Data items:

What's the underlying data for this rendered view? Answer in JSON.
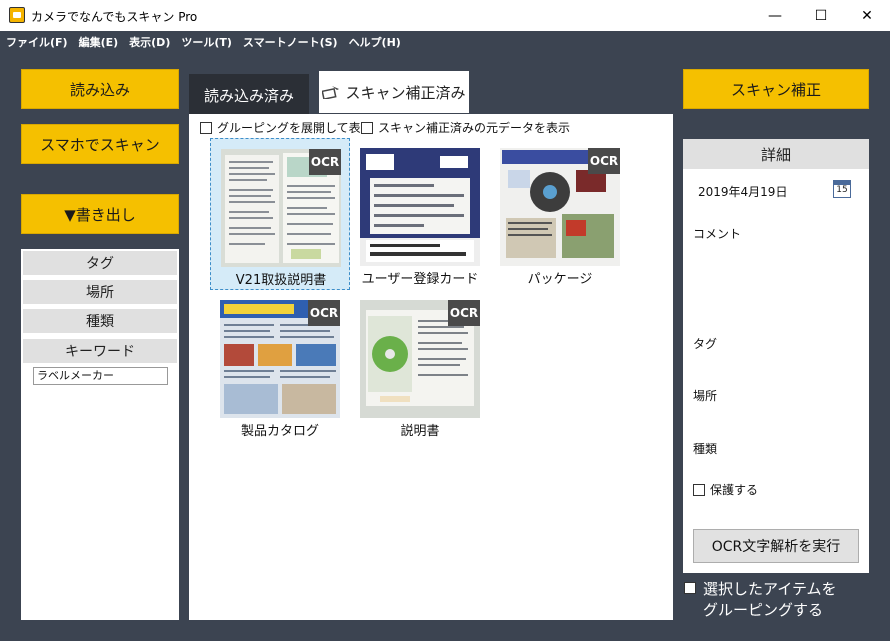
{
  "window": {
    "title": "カメラでなんでもスキャン Pro",
    "minimize": "—",
    "maximize": "☐",
    "close": "✕"
  },
  "menu": [
    "ファイル(F)",
    "編集(E)",
    "表示(D)",
    "ツール(T)",
    "スマートノート(S)",
    "ヘルプ(H)"
  ],
  "left": {
    "import_label": "読み込み",
    "phone_scan_label": "スマホでスキャン",
    "export_label": "▼書き出し",
    "filters": [
      "タグ",
      "場所",
      "種類",
      "キーワード"
    ],
    "keyword_value": "ラベルメーカー"
  },
  "tabs": {
    "loaded": "読み込み済み",
    "scanned": "スキャン補正済み"
  },
  "options": {
    "expand_grouping": "グルーピングを展開して表示",
    "show_original": "スキャン補正済みの元データを表示"
  },
  "items": [
    {
      "caption": "V21取扱説明書",
      "ocr": "OCR"
    },
    {
      "caption": "ユーザー登録カード",
      "ocr": ""
    },
    {
      "caption": "パッケージ",
      "ocr": "OCR"
    },
    {
      "caption": "製品カタログ",
      "ocr": "OCR"
    },
    {
      "caption": "説明書",
      "ocr": "OCR"
    }
  ],
  "right": {
    "scan_correct_label": "スキャン補正",
    "details_title": "詳細",
    "date": "2019年4月19日",
    "calendar_day": "15",
    "comment_label": "コメント",
    "tag_label": "タグ",
    "place_label": "場所",
    "type_label": "種類",
    "protect_label": "保護する",
    "ocr_button": "OCR文字解析を実行",
    "group_line1": "選択したアイテムを",
    "group_line2": "グルーピングする"
  },
  "colors": {
    "background": "#3c4451",
    "accent_yellow": "#f5c000",
    "active_tab": "#2b2f36"
  }
}
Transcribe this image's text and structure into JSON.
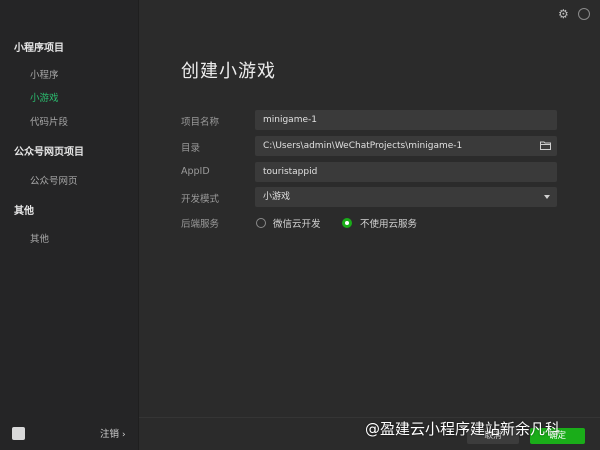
{
  "sidebar": {
    "groups": [
      {
        "title": "小程序项目",
        "items": [
          "小程序",
          "小游戏",
          "代码片段"
        ]
      },
      {
        "title": "公众号网页项目",
        "items": [
          "公众号网页"
        ]
      },
      {
        "title": "其他",
        "items": [
          "其他"
        ]
      }
    ],
    "active_item": "小游戏",
    "logout_label": "注销",
    "logout_chevron": "›"
  },
  "header": {
    "settings_icon": "gear-icon"
  },
  "main": {
    "title": "创建小游戏",
    "form": {
      "project_name": {
        "label": "项目名称",
        "value": "minigame-1"
      },
      "directory": {
        "label": "目录",
        "value": "C:\\Users\\admin\\WeChatProjects\\minigame-1",
        "icon": "folder-icon"
      },
      "appid": {
        "label": "AppID",
        "value": "touristappid"
      },
      "dev_mode": {
        "label": "开发模式",
        "value": "小游戏"
      },
      "backend": {
        "label": "后端服务",
        "options": [
          {
            "label": "微信云开发",
            "selected": false
          },
          {
            "label": "不使用云服务",
            "selected": true
          }
        ]
      }
    }
  },
  "footer": {
    "cancel_label": "取消",
    "confirm_label": "确定"
  },
  "watermark": "@盈建云小程序建站新余凡科",
  "colors": {
    "accent": "#1aad19",
    "active_nav": "#2bbd6f",
    "background": "#2b2b2b",
    "sidebar": "#252526"
  }
}
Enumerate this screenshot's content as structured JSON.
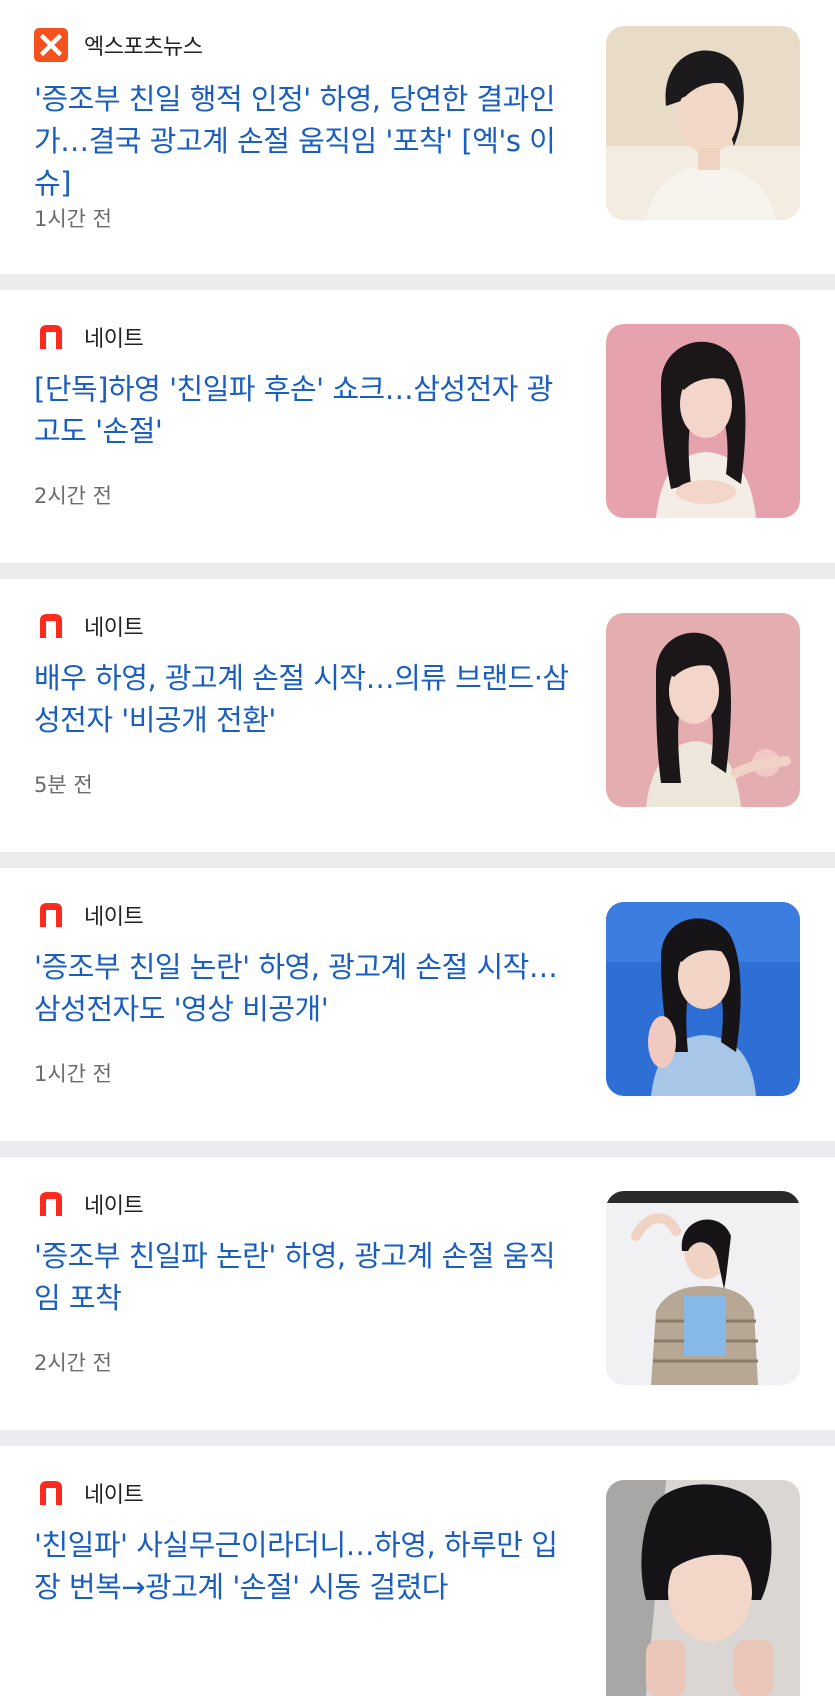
{
  "articles": [
    {
      "source": "엑스포츠뉴스",
      "logo": "x-logo",
      "headline": "'증조부 친일 행적 인정' 하영, 당연한 결과인가…결국 광고계 손절 움직임 '포착' [엑's 이슈]",
      "time": "1시간 전"
    },
    {
      "source": "네이트",
      "logo": "nate-logo",
      "headline": "[단독]하영 '친일파 후손' 쇼크…삼성전자 광고도 '손절'",
      "time": "2시간 전"
    },
    {
      "source": "네이트",
      "logo": "nate-logo",
      "headline": "배우 하영, 광고계 손절 시작…의류 브랜드·삼성전자 '비공개 전환'",
      "time": "5분 전"
    },
    {
      "source": "네이트",
      "logo": "nate-logo",
      "headline": "'증조부 친일 논란' 하영, 광고계 손절 시작…삼성전자도 '영상 비공개'",
      "time": "1시간 전"
    },
    {
      "source": "네이트",
      "logo": "nate-logo",
      "headline": "'증조부 친일파 논란' 하영, 광고계 손절 움직임 포착",
      "time": "2시간 전"
    },
    {
      "source": "네이트",
      "logo": "nate-logo",
      "headline": "'친일파' 사실무근이라더니…하영, 하루만 입장 번복→광고계 '손절' 시동 걸렸다",
      "time": ""
    }
  ],
  "colors": {
    "headline": "#1a5fc0",
    "xLogo": "#f4511e",
    "nateLogo": "#ff2a1f",
    "divider": "#ececef"
  }
}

(Stated goal)
Pull every line containing the word "minigame" out of the material.

(Final result)
        "value": "minigame-1"
        "value": "C:\\Users\\admin\\WeChatProjects\\minigame-1",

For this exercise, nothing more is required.